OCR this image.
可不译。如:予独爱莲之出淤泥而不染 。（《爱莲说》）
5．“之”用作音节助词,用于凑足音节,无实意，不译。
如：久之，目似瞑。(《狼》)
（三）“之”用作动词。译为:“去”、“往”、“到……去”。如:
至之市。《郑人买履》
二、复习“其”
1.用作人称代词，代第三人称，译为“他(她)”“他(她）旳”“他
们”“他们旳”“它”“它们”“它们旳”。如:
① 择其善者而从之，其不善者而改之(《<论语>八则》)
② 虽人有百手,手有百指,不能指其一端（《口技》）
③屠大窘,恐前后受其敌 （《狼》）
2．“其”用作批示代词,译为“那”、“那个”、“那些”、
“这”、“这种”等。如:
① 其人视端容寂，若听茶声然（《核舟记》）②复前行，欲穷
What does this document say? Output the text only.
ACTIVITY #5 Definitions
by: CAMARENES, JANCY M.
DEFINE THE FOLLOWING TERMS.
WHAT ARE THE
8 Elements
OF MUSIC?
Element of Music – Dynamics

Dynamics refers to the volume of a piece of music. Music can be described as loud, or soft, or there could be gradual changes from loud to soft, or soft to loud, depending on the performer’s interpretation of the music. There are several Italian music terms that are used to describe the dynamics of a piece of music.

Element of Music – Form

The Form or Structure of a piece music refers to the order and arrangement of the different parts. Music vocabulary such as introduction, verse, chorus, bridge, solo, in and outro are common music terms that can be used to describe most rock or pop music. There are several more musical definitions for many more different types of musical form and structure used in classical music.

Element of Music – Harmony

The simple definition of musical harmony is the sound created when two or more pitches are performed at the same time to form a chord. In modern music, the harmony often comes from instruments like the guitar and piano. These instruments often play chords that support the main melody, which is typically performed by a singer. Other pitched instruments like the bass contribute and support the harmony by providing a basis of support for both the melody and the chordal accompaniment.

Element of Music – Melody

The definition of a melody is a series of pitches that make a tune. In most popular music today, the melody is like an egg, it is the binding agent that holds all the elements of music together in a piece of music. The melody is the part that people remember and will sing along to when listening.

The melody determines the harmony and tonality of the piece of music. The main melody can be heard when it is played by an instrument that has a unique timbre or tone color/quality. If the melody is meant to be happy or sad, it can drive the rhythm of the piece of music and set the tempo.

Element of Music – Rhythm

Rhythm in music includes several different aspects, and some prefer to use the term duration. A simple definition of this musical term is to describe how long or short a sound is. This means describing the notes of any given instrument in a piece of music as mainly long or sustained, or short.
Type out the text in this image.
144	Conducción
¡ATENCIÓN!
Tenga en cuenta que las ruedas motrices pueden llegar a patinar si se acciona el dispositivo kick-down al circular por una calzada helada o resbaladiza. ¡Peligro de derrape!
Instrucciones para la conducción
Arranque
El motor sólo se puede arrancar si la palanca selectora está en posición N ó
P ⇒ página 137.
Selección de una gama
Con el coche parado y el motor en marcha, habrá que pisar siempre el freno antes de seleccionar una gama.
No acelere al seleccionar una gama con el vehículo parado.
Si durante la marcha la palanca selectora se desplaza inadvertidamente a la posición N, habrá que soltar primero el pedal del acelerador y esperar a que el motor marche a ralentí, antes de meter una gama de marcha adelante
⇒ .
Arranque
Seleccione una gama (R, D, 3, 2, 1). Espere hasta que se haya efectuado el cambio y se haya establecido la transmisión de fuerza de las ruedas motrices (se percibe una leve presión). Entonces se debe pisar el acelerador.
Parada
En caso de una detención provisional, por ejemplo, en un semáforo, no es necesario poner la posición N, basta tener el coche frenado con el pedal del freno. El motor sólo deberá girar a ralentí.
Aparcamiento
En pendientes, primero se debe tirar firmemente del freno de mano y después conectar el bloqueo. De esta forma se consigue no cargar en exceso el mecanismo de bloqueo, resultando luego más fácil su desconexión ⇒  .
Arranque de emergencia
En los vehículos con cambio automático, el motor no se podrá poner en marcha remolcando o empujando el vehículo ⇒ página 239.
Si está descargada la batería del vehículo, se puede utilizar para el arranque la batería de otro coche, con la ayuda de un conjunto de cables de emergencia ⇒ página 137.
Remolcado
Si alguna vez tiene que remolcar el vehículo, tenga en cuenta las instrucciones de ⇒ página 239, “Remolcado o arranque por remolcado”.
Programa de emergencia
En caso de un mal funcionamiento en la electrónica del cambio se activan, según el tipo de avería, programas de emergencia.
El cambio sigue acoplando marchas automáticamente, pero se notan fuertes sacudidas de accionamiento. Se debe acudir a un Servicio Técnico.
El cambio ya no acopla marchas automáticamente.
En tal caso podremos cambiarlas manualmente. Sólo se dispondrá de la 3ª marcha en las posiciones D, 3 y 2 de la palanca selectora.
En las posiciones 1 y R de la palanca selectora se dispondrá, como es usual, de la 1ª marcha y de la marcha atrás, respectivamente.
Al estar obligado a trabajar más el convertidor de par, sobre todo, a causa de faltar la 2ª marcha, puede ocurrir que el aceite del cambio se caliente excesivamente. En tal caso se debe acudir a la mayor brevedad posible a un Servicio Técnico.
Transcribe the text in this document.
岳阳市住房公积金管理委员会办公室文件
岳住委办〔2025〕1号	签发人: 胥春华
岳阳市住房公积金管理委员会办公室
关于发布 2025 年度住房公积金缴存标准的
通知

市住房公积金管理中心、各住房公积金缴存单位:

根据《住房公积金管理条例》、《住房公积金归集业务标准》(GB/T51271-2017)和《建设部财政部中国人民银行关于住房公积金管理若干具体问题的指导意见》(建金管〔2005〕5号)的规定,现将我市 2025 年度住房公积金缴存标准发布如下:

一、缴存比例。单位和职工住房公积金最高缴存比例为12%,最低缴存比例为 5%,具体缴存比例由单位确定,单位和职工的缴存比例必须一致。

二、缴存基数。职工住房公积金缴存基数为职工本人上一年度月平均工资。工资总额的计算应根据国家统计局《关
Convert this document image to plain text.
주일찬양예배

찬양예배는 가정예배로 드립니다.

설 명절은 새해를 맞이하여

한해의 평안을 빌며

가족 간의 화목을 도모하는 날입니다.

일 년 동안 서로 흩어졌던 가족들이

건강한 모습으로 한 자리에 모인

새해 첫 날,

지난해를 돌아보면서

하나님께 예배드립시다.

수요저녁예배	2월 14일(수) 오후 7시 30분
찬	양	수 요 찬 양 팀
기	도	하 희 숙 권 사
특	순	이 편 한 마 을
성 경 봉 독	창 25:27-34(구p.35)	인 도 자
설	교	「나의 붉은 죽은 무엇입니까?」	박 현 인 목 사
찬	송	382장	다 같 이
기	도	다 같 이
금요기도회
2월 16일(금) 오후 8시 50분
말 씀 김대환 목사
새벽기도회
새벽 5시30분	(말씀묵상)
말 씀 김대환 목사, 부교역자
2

WHAT THIS TASK INVOLVES> Quote every line of the data, word for word.

SOLUTION>
OCR this image.
可不译。如:予独爱莲之出淤泥而不染 。（《爱莲说》）
5．“之”用作音节助词,用于凑足音节,无实意，不译。
如：久之，目似瞑。(《狼》)
（三）“之”用作动词。译为:“去”、“往”、“到……去”。如:
至之市。《郑人买履》
二、复习“其”
1.用作人称代词，代第三人称，译为“他(她)”“他(她）旳”“他
们”“他们旳”“它”“它们”“它们旳”。如:
① 择其善者而从之，其不善者而改之(《<论语>八则》)
② 虽人有百手,手有百指,不能指其一端（《口技》）
③屠大窘,恐前后受其敌 （《狼》）
2．“其”用作批示代词,译为“那”、“那个”、“那些”、
“这”、“这种”等。如:
① 其人视端容寂，若听茶声然（《核舟记》）②复前行，欲穷
What does this document say? Output the text only.
ACTIVITY #5 Definitions
by: CAMARENES, JANCY M.
DEFINE THE FOLLOWING TERMS.
WHAT ARE THE
8 Elements
OF MUSIC?
Element of Music – Dynamics

Dynamics refers to the volume of a piece of music. Music can be described as loud, or soft, or there could be gradual changes from loud to soft, or soft to loud, depending on the performer’s interpretation of the music. There are several Italian music terms that are used to describe the dynamics of a piece of music.

Element of Music – Form

The Form or Structure of a piece music refers to the order and arrangement of the different parts. Music vocabulary such as introduction, verse, chorus, bridge, solo, in and outro are common music terms that can be used to describe most rock or pop music. There are several more musical definitions for many more different types of musical form and structure used in classical music.

Element of Music – Harmony

The simple definition of musical harmony is the sound created when two or more pitches are performed at the same time to form a chord. In modern music, the harmony often comes from instruments like the guitar and piano. These instruments often play chords that support the main melody, which is typically performed by a singer. Other pitched instruments like the bass contribute and support the harmony by providing a basis of support for both the melody and the chordal accompaniment.

Element of Music – Melody

The definition of a melody is a series of pitches that make a tune. In most popular music today, the melody is like an egg, it is the binding agent that holds all the elements of music together in a piece of music. The melody is the part that people remember and will sing along to when listening.

The melody determines the harmony and tonality of the piece of music. The main melody can be heard when it is played by an instrument that has a unique timbre or tone color/quality. If the melody is meant to be happy or sad, it can drive the rhythm of the piece of music and set the tempo.

Element of Music – Rhythm

Rhythm in music includes several different aspects, and some prefer to use the term duration. A simple definition of this musical term is to describe how long or short a sound is. This means describing the notes of any given instrument in a piece of music as mainly long or sustained, or short.
Type out the text in this image.
144	Conducción
¡ATENCIÓN!
Tenga en cuenta que las ruedas motrices pueden llegar a patinar si se acciona el dispositivo kick-down al circular por una calzada helada o resbaladiza. ¡Peligro de derrape!
Instrucciones para la conducción
Arranque
El motor sólo se puede arrancar si la palanca selectora está en posición N ó
P ⇒ página 137.
Selección de una gama
Con el coche parado y el motor en marcha, habrá que pisar siempre el freno antes de seleccionar una gama.
No acelere al seleccionar una gama con el vehículo parado.
Si durante la marcha la palanca selectora se desplaza inadvertidamente a la posición N, habrá que soltar primero el pedal del acelerador y esperar a que el motor marche a ralentí, antes de meter una gama de marcha adelante
⇒ .
Arranque
Seleccione una gama (R, D, 3, 2, 1). Espere hasta que se haya efectuado el cambio y se haya establecido la transmisión de fuerza de las ruedas motrices (se percibe una leve presión). Entonces se debe pisar el acelerador.
Parada
En caso de una detención provisional, por ejemplo, en un semáforo, no es necesario poner la posición N, basta tener el coche frenado con el pedal del freno. El motor sólo deberá girar a ralentí.
Aparcamiento
En pendientes, primero se debe tirar firmemente del freno de mano y después conectar el bloqueo. De esta forma se consigue no cargar en exceso el mecanismo de bloqueo, resultando luego más fácil su desconexión ⇒  .
Arranque de emergencia
En los vehículos con cambio automático, el motor no se podrá poner en marcha remolcando o empujando el vehículo ⇒ página 239.
Si está descargada la batería del vehículo, se puede utilizar para el arranque la batería de otro coche, con la ayuda de un conjunto de cables de emergencia ⇒ página 137.
Remolcado
Si alguna vez tiene que remolcar el vehículo, tenga en cuenta las instrucciones de ⇒ página 239, “Remolcado o arranque por remolcado”.
Programa de emergencia
En caso de un mal funcionamiento en la electrónica del cambio se activan, según el tipo de avería, programas de emergencia.
El cambio sigue acoplando marchas automáticamente, pero se notan fuertes sacudidas de accionamiento. Se debe acudir a un Servicio Técnico.
El cambio ya no acopla marchas automáticamente.
En tal caso podremos cambiarlas manualmente. Sólo se dispondrá de la 3ª marcha en las posiciones D, 3 y 2 de la palanca selectora.
En las posiciones 1 y R de la palanca selectora se dispondrá, como es usual, de la 1ª marcha y de la marcha atrás, respectivamente.
Al estar obligado a trabajar más el convertidor de par, sobre todo, a causa de faltar la 2ª marcha, puede ocurrir que el aceite del cambio se caliente excesivamente. En tal caso se debe acudir a la mayor brevedad posible a un Servicio Técnico.
Transcribe the text in this document.
岳阳市住房公积金管理委员会办公室文件
岳住委办〔2025〕1号	签发人: 胥春华
岳阳市住房公积金管理委员会办公室
关于发布 2025 年度住房公积金缴存标准的
通知

市住房公积金管理中心、各住房公积金缴存单位:

根据《住房公积金管理条例》、《住房公积金归集业务标准》(GB/T51271-2017)和《建设部财政部中国人民银行关于住房公积金管理若干具体问题的指导意见》(建金管〔2005〕5号)的规定,现将我市 2025 年度住房公积金缴存标准发布如下:

一、缴存比例。单位和职工住房公积金最高缴存比例为12%,最低缴存比例为 5%,具体缴存比例由单位确定,单位和职工的缴存比例必须一致。

二、缴存基数。职工住房公积金缴存基数为职工本人上一年度月平均工资。工资总额的计算应根据国家统计局《关
Convert this document image to plain text.
주일찬양예배

찬양예배는 가정예배로 드립니다.

설 명절은 새해를 맞이하여

한해의 평안을 빌며

가족 간의 화목을 도모하는 날입니다.

일 년 동안 서로 흩어졌던 가족들이

건강한 모습으로 한 자리에 모인

새해 첫 날,

지난해를 돌아보면서

하나님께 예배드립시다.

수요저녁예배	2월 14일(수) 오후 7시 30분
찬	양	수 요 찬 양 팀
기	도	하 희 숙 권 사
특	순	이 편 한 마 을
성 경 봉 독	창 25:27-34(구p.35)	인 도 자
설	교	「나의 붉은 죽은 무엇입니까?」	박 현 인 목 사
찬	송	382장	다 같 이
기	도	다 같 이
금요기도회
2월 16일(금) 오후 8시 50분
말 씀 김대환 목사
새벽기도회
새벽 5시30분	(말씀묵상)
말 씀 김대환 목사, 부교역자
2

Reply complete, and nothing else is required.